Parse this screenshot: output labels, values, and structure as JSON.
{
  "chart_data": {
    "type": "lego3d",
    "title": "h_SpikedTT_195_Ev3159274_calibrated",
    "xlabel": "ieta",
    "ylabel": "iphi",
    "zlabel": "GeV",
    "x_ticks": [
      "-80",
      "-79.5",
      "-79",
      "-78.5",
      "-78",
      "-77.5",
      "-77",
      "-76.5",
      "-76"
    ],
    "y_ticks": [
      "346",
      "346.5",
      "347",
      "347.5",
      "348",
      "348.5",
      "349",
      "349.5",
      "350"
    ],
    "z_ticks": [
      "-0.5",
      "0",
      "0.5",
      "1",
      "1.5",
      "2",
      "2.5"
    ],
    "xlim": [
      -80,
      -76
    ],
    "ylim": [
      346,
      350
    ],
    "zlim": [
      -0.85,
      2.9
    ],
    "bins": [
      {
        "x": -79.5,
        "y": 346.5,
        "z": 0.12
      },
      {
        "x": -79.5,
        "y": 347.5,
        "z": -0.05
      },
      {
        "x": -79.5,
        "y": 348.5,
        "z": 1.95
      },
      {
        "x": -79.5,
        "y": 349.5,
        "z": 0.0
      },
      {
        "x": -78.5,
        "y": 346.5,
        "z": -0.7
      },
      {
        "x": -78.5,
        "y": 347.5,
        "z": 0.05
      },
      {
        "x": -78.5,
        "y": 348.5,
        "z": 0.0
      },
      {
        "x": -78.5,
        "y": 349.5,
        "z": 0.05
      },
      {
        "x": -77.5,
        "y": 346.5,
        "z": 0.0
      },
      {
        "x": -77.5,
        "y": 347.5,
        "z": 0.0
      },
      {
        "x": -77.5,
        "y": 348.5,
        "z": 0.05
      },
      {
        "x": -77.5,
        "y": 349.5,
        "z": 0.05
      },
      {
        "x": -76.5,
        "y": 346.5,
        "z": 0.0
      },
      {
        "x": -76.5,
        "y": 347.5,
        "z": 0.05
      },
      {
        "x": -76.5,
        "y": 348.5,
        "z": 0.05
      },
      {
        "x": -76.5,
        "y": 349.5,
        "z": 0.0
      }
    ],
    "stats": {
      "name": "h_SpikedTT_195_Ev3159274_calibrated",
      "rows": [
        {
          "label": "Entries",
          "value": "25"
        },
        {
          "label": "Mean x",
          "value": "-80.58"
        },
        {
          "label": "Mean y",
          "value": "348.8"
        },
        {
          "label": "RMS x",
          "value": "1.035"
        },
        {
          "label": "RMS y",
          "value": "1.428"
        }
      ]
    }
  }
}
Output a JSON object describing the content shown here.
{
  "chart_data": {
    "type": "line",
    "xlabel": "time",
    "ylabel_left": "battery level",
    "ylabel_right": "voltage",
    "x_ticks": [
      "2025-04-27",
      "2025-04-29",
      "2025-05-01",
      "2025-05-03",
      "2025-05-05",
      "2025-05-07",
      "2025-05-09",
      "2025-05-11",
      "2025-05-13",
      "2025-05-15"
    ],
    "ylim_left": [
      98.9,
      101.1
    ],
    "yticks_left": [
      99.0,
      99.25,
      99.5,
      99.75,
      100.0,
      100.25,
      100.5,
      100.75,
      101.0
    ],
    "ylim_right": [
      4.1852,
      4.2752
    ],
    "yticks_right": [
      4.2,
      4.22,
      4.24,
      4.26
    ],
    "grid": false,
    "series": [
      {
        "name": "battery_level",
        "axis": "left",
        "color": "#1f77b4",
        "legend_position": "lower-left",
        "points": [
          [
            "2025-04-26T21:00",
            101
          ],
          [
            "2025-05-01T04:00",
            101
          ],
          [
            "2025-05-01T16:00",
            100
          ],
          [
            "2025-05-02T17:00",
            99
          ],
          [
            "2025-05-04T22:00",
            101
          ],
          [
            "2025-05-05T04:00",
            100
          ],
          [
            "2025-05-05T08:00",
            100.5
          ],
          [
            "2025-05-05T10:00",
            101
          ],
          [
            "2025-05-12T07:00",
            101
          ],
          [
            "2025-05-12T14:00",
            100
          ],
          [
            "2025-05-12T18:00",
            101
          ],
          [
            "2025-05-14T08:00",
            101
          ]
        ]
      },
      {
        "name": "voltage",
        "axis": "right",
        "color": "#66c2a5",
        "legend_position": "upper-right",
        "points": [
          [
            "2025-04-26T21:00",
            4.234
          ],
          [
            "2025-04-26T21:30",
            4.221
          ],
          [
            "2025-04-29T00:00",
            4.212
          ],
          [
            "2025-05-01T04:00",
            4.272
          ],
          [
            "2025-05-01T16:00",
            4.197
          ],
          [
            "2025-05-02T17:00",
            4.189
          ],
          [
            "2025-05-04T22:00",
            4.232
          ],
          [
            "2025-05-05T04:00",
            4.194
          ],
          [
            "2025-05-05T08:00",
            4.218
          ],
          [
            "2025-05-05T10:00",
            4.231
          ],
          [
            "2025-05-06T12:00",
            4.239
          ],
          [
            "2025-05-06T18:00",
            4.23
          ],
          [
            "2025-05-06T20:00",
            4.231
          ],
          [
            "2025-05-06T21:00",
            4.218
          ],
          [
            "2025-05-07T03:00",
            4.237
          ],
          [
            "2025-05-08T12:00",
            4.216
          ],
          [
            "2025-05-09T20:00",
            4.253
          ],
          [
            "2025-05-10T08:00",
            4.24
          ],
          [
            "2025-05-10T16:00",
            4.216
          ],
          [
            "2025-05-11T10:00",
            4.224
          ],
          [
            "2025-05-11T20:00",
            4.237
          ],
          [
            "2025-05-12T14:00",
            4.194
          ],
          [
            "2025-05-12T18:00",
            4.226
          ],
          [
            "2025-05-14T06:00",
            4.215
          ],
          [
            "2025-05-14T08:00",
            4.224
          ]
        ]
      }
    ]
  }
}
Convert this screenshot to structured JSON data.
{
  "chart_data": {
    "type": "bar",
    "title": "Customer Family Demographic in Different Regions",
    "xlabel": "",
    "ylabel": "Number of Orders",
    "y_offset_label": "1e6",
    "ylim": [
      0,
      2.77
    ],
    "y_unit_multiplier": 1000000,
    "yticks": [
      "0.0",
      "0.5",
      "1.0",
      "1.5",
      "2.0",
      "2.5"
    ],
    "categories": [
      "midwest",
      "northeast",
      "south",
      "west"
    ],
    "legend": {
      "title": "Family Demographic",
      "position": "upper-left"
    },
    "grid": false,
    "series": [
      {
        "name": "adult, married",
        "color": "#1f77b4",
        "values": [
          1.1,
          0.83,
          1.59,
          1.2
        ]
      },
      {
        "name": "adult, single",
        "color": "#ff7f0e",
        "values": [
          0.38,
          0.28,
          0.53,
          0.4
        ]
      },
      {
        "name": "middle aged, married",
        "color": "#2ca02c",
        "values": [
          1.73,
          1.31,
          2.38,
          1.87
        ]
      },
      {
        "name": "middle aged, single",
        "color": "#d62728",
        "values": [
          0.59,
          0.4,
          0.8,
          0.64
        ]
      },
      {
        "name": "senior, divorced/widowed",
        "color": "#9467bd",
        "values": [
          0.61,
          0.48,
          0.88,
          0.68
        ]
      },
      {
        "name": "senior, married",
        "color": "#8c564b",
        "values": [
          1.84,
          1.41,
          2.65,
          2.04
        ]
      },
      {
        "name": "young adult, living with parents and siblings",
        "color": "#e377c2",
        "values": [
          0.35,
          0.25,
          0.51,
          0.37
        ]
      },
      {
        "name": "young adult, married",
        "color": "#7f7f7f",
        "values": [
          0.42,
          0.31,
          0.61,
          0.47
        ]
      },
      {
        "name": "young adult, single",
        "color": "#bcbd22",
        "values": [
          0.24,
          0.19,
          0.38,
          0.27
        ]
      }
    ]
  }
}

__________________________________________________

PROMPT -> All of the data shown above must be copied exactly.

ANSWER BELOW ->
Parse this screenshot: output labels, values, and structure as JSON.
{
  "chart_data": {
    "type": "lego3d",
    "title": "h_SpikedTT_195_Ev3159274_calibrated",
    "xlabel": "ieta",
    "ylabel": "iphi",
    "zlabel": "GeV",
    "x_ticks": [
      "-80",
      "-79.5",
      "-79",
      "-78.5",
      "-78",
      "-77.5",
      "-77",
      "-76.5",
      "-76"
    ],
    "y_ticks": [
      "346",
      "346.5",
      "347",
      "347.5",
      "348",
      "348.5",
      "349",
      "349.5",
      "350"
    ],
    "z_ticks": [
      "-0.5",
      "0",
      "0.5",
      "1",
      "1.5",
      "2",
      "2.5"
    ],
    "xlim": [
      -80,
      -76
    ],
    "ylim": [
      346,
      350
    ],
    "zlim": [
      -0.85,
      2.9
    ],
    "bins": [
      {
        "x": -79.5,
        "y": 346.5,
        "z": 0.12
      },
      {
        "x": -79.5,
        "y": 347.5,
        "z": -0.05
      },
      {
        "x": -79.5,
        "y": 348.5,
        "z": 1.95
      },
      {
        "x": -79.5,
        "y": 349.5,
        "z": 0.0
      },
      {
        "x": -78.5,
        "y": 346.5,
        "z": -0.7
      },
      {
        "x": -78.5,
        "y": 347.5,
        "z": 0.05
      },
      {
        "x": -78.5,
        "y": 348.5,
        "z": 0.0
      },
      {
        "x": -78.5,
        "y": 349.5,
        "z": 0.05
      },
      {
        "x": -77.5,
        "y": 346.5,
        "z": 0.0
      },
      {
        "x": -77.5,
        "y": 347.5,
        "z": 0.0
      },
      {
        "x": -77.5,
        "y": 348.5,
        "z": 0.05
      },
      {
        "x": -77.5,
        "y": 349.5,
        "z": 0.05
      },
      {
        "x": -76.5,
        "y": 346.5,
        "z": 0.0
      },
      {
        "x": -76.5,
        "y": 347.5,
        "z": 0.05
      },
      {
        "x": -76.5,
        "y": 348.5,
        "z": 0.05
      },
      {
        "x": -76.5,
        "y": 349.5,
        "z": 0.0
      }
    ],
    "stats": {
      "name": "h_SpikedTT_195_Ev3159274_calibrated",
      "rows": [
        {
          "label": "Entries",
          "value": "25"
        },
        {
          "label": "Mean x",
          "value": "-80.58"
        },
        {
          "label": "Mean y",
          "value": "348.8"
        },
        {
          "label": "RMS x",
          "value": "1.035"
        },
        {
          "label": "RMS y",
          "value": "1.428"
        }
      ]
    }
  }
}
Output a JSON object describing the content shown here.
{
  "chart_data": {
    "type": "line",
    "xlabel": "time",
    "ylabel_left": "battery level",
    "ylabel_right": "voltage",
    "x_ticks": [
      "2025-04-27",
      "2025-04-29",
      "2025-05-01",
      "2025-05-03",
      "2025-05-05",
      "2025-05-07",
      "2025-05-09",
      "2025-05-11",
      "2025-05-13",
      "2025-05-15"
    ],
    "ylim_left": [
      98.9,
      101.1
    ],
    "yticks_left": [
      99.0,
      99.25,
      99.5,
      99.75,
      100.0,
      100.25,
      100.5,
      100.75,
      101.0
    ],
    "ylim_right": [
      4.1852,
      4.2752
    ],
    "yticks_right": [
      4.2,
      4.22,
      4.24,
      4.26
    ],
    "grid": false,
    "series": [
      {
        "name": "battery_level",
        "axis": "left",
        "color": "#1f77b4",
        "legend_position": "lower-left",
        "points": [
          [
            "2025-04-26T21:00",
            101
          ],
          [
            "2025-05-01T04:00",
            101
          ],
          [
            "2025-05-01T16:00",
            100
          ],
          [
            "2025-05-02T17:00",
            99
          ],
          [
            "2025-05-04T22:00",
            101
          ],
          [
            "2025-05-05T04:00",
            100
          ],
          [
            "2025-05-05T08:00",
            100.5
          ],
          [
            "2025-05-05T10:00",
            101
          ],
          [
            "2025-05-12T07:00",
            101
          ],
          [
            "2025-05-12T14:00",
            100
          ],
          [
            "2025-05-12T18:00",
            101
          ],
          [
            "2025-05-14T08:00",
            101
          ]
        ]
      },
      {
        "name": "voltage",
        "axis": "right",
        "color": "#66c2a5",
        "legend_position": "upper-right",
        "points": [
          [
            "2025-04-26T21:00",
            4.234
          ],
          [
            "2025-04-26T21:30",
            4.221
          ],
          [
            "2025-04-29T00:00",
            4.212
          ],
          [
            "2025-05-01T04:00",
            4.272
          ],
          [
            "2025-05-01T16:00",
            4.197
          ],
          [
            "2025-05-02T17:00",
            4.189
          ],
          [
            "2025-05-04T22:00",
            4.232
          ],
          [
            "2025-05-05T04:00",
            4.194
          ],
          [
            "2025-05-05T08:00",
            4.218
          ],
          [
            "2025-05-05T10:00",
            4.231
          ],
          [
            "2025-05-06T12:00",
            4.239
          ],
          [
            "2025-05-06T18:00",
            4.23
          ],
          [
            "2025-05-06T20:00",
            4.231
          ],
          [
            "2025-05-06T21:00",
            4.218
          ],
          [
            "2025-05-07T03:00",
            4.237
          ],
          [
            "2025-05-08T12:00",
            4.216
          ],
          [
            "2025-05-09T20:00",
            4.253
          ],
          [
            "2025-05-10T08:00",
            4.24
          ],
          [
            "2025-05-10T16:00",
            4.216
          ],
          [
            "2025-05-11T10:00",
            4.224
          ],
          [
            "2025-05-11T20:00",
            4.237
          ],
          [
            "2025-05-12T14:00",
            4.194
          ],
          [
            "2025-05-12T18:00",
            4.226
          ],
          [
            "2025-05-14T06:00",
            4.215
          ],
          [
            "2025-05-14T08:00",
            4.224
          ]
        ]
      }
    ]
  }
}
Convert this screenshot to structured JSON data.
{
  "chart_data": {
    "type": "bar",
    "title": "Customer Family Demographic in Different Regions",
    "xlabel": "",
    "ylabel": "Number of Orders",
    "y_offset_label": "1e6",
    "ylim": [
      0,
      2.77
    ],
    "y_unit_multiplier": 1000000,
    "yticks": [
      "0.0",
      "0.5",
      "1.0",
      "1.5",
      "2.0",
      "2.5"
    ],
    "categories": [
      "midwest",
      "northeast",
      "south",
      "west"
    ],
    "legend": {
      "title": "Family Demographic",
      "position": "upper-left"
    },
    "grid": false,
    "series": [
      {
        "name": "adult, married",
        "color": "#1f77b4",
        "values": [
          1.1,
          0.83,
          1.59,
          1.2
        ]
      },
      {
        "name": "adult, single",
        "color": "#ff7f0e",
        "values": [
          0.38,
          0.28,
          0.53,
          0.4
        ]
      },
      {
        "name": "middle aged, married",
        "color": "#2ca02c",
        "values": [
          1.73,
          1.31,
          2.38,
          1.87
        ]
      },
      {
        "name": "middle aged, single",
        "color": "#d62728",
        "values": [
          0.59,
          0.4,
          0.8,
          0.64
        ]
      },
      {
        "name": "senior, divorced/widowed",
        "color": "#9467bd",
        "values": [
          0.61,
          0.48,
          0.88,
          0.68
        ]
      },
      {
        "name": "senior, married",
        "color": "#8c564b",
        "values": [
          1.84,
          1.41,
          2.65,
          2.04
        ]
      },
      {
        "name": "young adult, living with parents and siblings",
        "color": "#e377c2",
        "values": [
          0.35,
          0.25,
          0.51,
          0.37
        ]
      },
      {
        "name": "young adult, married",
        "color": "#7f7f7f",
        "values": [
          0.42,
          0.31,
          0.61,
          0.47
        ]
      },
      {
        "name": "young adult, single",
        "color": "#bcbd22",
        "values": [
          0.24,
          0.19,
          0.38,
          0.27
        ]
      }
    ]
  }
}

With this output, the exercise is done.